(Data items)
********

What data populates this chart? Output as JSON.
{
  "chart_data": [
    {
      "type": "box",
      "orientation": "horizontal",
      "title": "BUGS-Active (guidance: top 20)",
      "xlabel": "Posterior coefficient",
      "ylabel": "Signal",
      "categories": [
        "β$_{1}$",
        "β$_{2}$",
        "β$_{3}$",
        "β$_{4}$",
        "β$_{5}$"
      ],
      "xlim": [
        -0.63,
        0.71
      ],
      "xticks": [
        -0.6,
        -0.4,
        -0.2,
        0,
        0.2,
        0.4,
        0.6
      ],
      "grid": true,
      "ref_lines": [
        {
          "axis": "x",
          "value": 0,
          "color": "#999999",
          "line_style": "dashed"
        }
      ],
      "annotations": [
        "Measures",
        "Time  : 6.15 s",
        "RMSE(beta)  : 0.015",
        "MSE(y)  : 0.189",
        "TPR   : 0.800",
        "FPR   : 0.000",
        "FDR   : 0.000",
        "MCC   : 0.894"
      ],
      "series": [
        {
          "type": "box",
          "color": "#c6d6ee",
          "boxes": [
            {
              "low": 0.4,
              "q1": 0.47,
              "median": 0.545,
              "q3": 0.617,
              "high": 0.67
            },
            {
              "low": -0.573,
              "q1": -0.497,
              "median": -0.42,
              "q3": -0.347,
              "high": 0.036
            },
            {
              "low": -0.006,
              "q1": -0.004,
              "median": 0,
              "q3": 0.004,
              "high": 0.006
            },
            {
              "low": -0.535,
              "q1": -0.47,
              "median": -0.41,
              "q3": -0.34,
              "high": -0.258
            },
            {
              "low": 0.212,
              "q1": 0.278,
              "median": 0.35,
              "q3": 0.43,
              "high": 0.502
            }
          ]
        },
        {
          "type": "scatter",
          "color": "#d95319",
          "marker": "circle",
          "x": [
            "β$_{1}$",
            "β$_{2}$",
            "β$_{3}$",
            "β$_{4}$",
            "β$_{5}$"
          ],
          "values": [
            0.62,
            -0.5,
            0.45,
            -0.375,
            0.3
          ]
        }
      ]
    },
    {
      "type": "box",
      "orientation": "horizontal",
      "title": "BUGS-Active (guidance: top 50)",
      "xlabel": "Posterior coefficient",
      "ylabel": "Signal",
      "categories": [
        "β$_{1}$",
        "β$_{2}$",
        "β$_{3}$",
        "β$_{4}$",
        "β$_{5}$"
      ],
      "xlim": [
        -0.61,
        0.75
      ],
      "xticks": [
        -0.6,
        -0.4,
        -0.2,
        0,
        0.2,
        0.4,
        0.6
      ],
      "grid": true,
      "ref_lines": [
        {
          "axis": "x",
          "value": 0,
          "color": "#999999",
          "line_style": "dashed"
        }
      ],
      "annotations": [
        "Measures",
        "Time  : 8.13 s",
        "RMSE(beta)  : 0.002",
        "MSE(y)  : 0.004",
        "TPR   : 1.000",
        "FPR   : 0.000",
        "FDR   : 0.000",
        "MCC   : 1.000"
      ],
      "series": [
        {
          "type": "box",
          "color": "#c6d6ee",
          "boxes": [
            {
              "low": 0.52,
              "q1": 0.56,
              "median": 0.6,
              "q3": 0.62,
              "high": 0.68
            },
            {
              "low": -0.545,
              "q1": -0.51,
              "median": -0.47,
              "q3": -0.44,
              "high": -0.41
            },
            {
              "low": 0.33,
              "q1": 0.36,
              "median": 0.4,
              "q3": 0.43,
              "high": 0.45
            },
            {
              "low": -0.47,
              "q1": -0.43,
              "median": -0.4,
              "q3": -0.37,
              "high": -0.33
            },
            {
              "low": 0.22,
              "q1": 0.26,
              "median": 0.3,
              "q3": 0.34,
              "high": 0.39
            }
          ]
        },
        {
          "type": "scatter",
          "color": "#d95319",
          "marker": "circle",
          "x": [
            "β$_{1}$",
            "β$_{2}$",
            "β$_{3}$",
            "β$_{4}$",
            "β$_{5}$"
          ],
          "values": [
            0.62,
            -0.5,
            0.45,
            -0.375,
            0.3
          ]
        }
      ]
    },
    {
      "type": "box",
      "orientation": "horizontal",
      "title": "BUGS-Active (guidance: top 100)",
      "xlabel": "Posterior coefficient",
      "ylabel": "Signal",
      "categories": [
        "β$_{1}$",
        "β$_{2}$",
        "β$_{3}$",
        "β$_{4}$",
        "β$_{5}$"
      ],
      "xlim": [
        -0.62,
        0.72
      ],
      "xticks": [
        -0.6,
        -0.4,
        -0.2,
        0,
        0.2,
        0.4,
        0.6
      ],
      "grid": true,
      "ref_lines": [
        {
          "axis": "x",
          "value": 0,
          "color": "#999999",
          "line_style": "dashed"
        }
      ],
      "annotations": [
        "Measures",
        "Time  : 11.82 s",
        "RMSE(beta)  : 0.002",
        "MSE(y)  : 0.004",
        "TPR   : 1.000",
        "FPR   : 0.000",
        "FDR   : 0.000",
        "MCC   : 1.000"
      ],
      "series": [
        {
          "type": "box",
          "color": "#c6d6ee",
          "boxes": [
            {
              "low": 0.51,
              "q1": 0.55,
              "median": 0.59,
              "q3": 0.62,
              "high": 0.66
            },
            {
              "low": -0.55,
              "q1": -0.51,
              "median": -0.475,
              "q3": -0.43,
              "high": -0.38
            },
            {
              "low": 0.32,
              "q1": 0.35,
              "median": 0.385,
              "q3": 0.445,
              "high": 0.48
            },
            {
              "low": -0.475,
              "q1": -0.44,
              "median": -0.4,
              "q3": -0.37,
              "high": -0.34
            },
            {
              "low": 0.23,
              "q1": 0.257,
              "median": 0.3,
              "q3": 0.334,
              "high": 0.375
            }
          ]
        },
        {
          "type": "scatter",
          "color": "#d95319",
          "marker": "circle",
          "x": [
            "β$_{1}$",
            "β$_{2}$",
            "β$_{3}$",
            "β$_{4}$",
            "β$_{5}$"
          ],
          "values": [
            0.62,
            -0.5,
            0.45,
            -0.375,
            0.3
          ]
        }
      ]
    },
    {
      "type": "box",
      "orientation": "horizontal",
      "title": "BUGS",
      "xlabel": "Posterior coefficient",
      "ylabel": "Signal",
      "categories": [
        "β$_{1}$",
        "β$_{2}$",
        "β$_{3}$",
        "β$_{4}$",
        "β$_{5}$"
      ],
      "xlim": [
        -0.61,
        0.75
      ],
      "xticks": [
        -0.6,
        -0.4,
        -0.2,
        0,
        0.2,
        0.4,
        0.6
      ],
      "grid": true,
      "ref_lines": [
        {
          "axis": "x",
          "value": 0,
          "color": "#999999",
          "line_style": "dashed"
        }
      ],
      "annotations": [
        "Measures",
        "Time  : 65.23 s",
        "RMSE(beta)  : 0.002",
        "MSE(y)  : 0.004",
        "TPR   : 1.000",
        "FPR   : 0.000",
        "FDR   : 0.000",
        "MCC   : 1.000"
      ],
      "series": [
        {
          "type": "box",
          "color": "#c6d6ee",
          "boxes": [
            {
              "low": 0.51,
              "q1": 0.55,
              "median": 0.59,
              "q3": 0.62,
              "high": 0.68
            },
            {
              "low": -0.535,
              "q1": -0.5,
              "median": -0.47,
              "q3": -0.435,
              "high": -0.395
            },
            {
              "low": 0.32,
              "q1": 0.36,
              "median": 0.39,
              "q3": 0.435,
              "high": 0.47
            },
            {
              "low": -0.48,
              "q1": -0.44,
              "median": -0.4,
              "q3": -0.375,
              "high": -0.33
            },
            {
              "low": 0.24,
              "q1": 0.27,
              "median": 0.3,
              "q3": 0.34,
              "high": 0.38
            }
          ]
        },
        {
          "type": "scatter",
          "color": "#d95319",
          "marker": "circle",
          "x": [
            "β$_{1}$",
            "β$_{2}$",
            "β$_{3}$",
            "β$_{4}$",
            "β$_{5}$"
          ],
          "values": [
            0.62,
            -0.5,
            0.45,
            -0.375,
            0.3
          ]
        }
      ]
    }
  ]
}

********

Directions for this task:
Collect, from the material above, every line containing the word "Time".

Result of this exercise:
        "Time  : 6.15 s",
        "Time  : 8.13 s",
        "Time  : 11.82 s",
        "Time  : 65.23 s",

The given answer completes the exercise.